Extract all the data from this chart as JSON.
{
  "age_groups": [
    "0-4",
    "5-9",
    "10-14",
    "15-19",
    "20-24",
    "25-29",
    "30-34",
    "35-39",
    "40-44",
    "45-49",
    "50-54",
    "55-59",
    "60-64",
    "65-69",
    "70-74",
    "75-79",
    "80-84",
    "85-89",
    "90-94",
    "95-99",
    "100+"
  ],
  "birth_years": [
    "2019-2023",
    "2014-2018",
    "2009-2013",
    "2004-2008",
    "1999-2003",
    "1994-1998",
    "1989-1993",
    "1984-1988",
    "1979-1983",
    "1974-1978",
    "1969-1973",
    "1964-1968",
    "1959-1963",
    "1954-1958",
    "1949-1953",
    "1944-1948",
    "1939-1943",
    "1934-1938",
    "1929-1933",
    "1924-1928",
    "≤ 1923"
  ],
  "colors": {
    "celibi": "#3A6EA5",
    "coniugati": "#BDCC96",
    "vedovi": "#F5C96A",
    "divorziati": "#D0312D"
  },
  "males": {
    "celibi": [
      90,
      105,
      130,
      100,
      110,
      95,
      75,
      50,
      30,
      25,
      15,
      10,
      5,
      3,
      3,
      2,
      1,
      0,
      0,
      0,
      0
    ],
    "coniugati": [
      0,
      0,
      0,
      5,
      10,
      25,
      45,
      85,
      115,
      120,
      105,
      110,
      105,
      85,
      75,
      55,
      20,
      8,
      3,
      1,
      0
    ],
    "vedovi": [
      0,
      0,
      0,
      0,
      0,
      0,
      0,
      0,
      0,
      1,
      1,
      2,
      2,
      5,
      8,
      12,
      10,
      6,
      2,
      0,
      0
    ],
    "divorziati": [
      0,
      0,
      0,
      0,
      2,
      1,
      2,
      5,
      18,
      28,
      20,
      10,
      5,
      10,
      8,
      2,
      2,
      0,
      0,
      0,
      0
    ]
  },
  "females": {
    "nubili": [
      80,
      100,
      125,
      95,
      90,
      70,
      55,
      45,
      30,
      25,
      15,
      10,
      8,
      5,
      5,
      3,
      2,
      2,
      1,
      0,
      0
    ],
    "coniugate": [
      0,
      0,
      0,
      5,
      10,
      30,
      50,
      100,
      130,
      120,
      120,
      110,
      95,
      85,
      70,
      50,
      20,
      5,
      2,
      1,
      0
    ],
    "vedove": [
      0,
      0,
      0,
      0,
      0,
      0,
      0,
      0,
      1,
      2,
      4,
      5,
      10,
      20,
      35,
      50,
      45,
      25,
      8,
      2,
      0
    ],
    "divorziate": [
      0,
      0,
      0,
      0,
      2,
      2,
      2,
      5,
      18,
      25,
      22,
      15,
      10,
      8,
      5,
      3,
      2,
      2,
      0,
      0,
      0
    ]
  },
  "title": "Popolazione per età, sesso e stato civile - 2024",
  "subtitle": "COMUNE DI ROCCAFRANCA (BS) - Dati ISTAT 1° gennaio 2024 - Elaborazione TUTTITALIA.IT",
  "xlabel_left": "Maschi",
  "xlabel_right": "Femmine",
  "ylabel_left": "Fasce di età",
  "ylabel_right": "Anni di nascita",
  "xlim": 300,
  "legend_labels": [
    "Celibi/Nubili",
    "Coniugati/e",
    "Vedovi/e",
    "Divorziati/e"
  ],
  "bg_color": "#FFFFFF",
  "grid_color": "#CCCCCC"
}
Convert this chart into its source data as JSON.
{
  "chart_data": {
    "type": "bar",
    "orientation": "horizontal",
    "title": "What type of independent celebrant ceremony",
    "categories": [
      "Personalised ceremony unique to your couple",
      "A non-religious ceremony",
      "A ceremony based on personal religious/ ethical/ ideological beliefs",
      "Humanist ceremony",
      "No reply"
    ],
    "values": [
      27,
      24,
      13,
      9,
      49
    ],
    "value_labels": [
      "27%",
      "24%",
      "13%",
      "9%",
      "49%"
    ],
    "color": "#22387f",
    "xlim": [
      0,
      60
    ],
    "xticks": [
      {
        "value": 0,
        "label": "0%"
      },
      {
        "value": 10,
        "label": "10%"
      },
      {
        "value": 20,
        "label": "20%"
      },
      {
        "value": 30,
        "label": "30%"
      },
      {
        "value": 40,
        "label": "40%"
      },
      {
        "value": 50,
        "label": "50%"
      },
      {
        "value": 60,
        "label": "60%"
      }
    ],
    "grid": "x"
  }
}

--

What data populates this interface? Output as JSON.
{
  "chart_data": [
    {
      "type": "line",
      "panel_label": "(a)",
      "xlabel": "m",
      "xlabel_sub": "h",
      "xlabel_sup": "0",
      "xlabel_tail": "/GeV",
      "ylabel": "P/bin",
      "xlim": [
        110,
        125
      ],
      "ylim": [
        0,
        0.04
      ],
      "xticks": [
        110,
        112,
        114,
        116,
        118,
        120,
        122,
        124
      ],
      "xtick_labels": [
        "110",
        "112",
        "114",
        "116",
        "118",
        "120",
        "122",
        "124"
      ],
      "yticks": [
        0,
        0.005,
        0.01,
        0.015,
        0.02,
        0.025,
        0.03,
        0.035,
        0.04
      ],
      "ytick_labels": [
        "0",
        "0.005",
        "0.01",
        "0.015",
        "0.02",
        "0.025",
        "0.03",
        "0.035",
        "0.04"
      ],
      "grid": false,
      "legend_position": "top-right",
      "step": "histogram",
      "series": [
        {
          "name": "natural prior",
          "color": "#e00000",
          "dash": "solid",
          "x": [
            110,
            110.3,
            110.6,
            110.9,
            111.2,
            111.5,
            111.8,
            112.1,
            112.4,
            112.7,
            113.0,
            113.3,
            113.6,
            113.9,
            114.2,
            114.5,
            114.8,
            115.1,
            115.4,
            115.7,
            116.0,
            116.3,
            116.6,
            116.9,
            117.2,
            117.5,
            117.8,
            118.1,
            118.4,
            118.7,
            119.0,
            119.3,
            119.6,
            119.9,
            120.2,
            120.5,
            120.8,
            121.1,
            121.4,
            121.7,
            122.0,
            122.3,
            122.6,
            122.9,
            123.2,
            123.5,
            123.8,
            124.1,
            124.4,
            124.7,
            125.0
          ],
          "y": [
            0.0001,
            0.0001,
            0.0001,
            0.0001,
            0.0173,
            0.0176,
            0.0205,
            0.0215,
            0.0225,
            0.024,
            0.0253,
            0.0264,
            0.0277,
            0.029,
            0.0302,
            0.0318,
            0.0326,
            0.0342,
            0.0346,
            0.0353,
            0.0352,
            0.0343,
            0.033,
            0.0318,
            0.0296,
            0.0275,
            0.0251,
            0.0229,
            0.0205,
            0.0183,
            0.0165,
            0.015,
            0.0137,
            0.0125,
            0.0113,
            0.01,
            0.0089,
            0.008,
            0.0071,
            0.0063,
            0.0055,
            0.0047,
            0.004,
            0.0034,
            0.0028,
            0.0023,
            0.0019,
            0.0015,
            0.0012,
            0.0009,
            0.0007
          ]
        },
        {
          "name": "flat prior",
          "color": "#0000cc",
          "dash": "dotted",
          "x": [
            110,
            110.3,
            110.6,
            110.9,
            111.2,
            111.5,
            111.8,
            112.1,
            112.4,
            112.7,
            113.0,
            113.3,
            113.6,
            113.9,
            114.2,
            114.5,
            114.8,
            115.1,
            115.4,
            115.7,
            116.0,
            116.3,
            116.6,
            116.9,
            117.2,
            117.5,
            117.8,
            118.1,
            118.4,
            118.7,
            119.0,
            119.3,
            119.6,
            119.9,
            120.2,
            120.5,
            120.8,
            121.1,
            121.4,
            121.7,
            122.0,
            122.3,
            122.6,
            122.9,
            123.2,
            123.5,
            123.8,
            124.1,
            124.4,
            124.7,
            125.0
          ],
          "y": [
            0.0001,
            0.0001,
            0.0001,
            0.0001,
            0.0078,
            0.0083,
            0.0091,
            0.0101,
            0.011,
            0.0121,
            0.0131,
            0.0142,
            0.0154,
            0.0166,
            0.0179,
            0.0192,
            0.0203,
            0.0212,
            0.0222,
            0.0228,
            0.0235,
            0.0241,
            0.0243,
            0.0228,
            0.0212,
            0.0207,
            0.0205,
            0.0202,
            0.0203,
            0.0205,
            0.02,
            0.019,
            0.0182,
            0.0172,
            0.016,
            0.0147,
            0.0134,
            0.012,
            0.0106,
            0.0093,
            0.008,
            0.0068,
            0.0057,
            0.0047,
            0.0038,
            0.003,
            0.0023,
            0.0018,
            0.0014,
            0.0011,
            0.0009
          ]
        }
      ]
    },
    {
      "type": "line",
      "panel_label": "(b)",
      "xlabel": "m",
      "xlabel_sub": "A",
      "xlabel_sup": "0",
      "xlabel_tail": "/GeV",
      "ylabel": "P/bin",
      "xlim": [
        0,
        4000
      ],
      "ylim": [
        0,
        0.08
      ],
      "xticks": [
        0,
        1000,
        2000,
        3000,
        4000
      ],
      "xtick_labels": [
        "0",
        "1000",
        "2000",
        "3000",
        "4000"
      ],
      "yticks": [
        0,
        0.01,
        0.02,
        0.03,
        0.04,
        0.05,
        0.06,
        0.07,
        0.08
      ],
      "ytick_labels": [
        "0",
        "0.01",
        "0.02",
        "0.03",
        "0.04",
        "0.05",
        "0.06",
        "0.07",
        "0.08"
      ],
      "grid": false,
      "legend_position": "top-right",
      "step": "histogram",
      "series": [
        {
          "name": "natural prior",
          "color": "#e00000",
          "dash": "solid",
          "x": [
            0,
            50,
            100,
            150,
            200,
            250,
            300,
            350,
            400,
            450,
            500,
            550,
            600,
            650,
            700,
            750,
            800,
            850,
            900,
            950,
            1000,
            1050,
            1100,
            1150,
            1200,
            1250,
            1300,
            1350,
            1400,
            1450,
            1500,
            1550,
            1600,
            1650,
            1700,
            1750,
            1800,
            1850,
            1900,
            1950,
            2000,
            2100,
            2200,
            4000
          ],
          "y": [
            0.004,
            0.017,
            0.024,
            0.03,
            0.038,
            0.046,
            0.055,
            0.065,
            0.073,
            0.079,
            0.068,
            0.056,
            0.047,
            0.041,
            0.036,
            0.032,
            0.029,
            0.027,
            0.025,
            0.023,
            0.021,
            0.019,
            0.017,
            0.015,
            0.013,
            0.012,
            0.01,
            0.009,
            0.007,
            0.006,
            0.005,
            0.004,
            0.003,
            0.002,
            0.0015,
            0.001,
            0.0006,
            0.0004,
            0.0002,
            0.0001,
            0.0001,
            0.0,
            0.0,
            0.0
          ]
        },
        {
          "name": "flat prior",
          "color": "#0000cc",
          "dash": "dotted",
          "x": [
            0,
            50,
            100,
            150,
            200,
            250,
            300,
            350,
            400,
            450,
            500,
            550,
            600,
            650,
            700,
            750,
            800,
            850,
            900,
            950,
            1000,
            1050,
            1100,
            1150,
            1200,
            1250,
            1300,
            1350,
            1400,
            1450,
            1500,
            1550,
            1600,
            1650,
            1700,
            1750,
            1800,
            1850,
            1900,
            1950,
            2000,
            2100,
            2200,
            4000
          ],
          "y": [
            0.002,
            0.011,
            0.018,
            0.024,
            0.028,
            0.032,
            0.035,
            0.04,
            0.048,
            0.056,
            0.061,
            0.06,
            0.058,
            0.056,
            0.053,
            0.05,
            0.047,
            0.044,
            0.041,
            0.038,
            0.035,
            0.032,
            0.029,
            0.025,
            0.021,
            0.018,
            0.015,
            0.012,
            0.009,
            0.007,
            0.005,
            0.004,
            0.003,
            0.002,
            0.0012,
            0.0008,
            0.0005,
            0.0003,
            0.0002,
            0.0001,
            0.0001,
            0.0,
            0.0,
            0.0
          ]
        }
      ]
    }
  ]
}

## TASK DETAILS
Tally up the lines in the records containing the word "What", then give the count and nothing else.

## THE RESULT
2